Give only one thing: the number of lines that include the word "times".

Data listing =
· · · ·

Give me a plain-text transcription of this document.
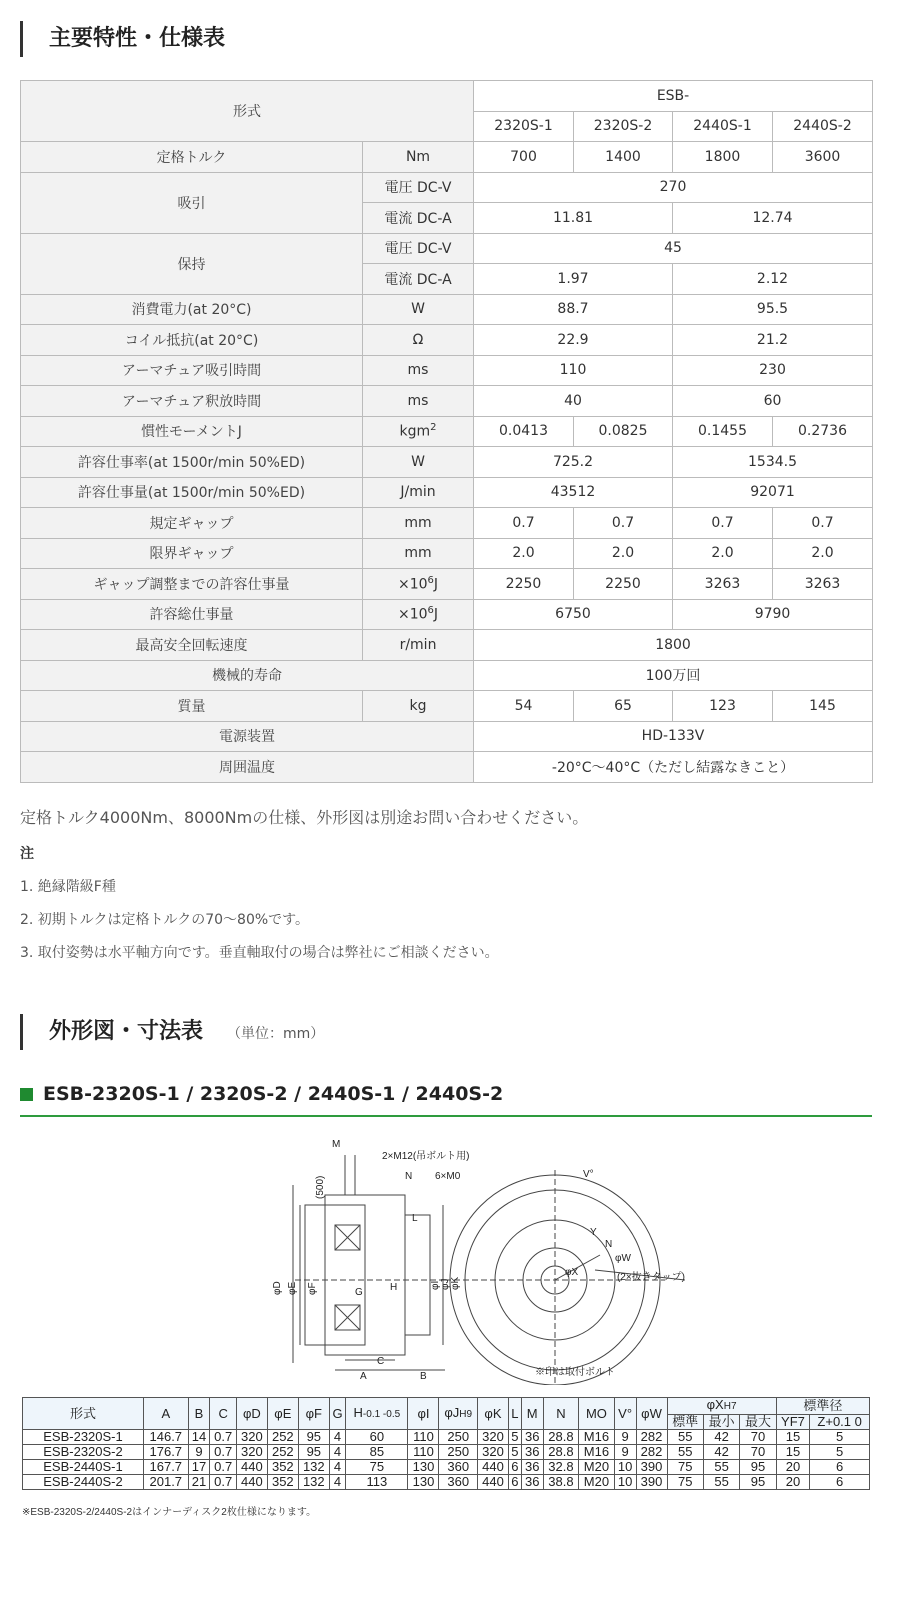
主要特性・仕様表
形式		ESB-			
		2320S-1	2320S-2	2440S-1	2440S-2
定格トルク	Nm	700	1400	1800	3600
吸引	電圧 DC-V	270			
	電流 DC-A	11.81		12.74	
保持	電圧 DC-V	45			
	電流 DC-A	1.97		2.12	
消費電力(at 20°C)	W	88.7		95.5	
コイル抵抗(at 20°C)	Ω	22.9		21.2	
アーマチュア吸引時間	ms	110		230	
アーマチュア釈放時間	ms	40		60	
慣性モーメントJ	kgm$^2$	0.0413	0.0825	0.1455	0.2736
許容仕事率(at 1500r/min 50%ED)	W	725.2		1534.5	
許容仕事量(at 1500r/min 50%ED)	J/min	43512		92071	
規定ギャップ	mm	0.7	0.7	0.7	0.7
限界ギャップ	mm	2.0	2.0	2.0	2.0
ギャップ調整までの許容仕事量	$\times 10^6J$	2250	2250	3263	3263
許容総仕事量	$\times 10^6J$	6750		9790	
最高安全回転速度	r/min	1800			
機械的寿命		100万回			
質量	kg	54	65	123	145
電源装置		HD-133V			
周囲温度		-20°C～40°C（ただし結露なきこと）			
定格トルク4000Nm、8000Nmの仕様、外形図は別途お問い合わせください。
注
1. 絶縁階級F種
2. 初期トルクは定格トルクの70～80%です。
3. 取付姿勢は水平軸方向です。垂直軸取付の場合は弊社にご相談ください。
外形図・寸法表 （単位：mm）
ESB-2320S-1 / 2320S-2 / 2440S-1 / 2440S-2
M
(500)
2×M12(吊ボルト用)
N 6×M0
L
φD φE φF	G	H	φI φJ φK
C
A	B
V°
Y
N
φW
φX	(2×抜きタップ)
※印は取付ボルト
形式	A	B	C	φD	φE	φF	G	H-0.1 -0.5	φI	φJH9	φK	L	M	N	MO	V°	φW	φXH7			標準径	
																		標準	最小	最大	YF7	Z+0.1 0
ESB-2320S-1	146.7	14	0.7	320	252	95	4	60	110	250	320	5	36	28.8	M16	9	282	55	42	70	15	5
ESB-2320S-2	176.7	9	0.7	320	252	95	4	85	110	250	320	5	36	28.8	M16	9	282	55	42	70	15	5
ESB-2440S-1	167.7	17	0.7	440	352	132	4	75	130	360	440	6	36	32.8	M20	10	390	75	55	95	20	6
ESB-2440S-2	201.7	21	0.7	440	352	132	4	113	130	360	440	6	36	38.8	M20	10	390	75	55	95	20	6
※ESB-2320S-2/2440S-2はインナーディスク2枚仕様になります。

· · · ·

Result below =
2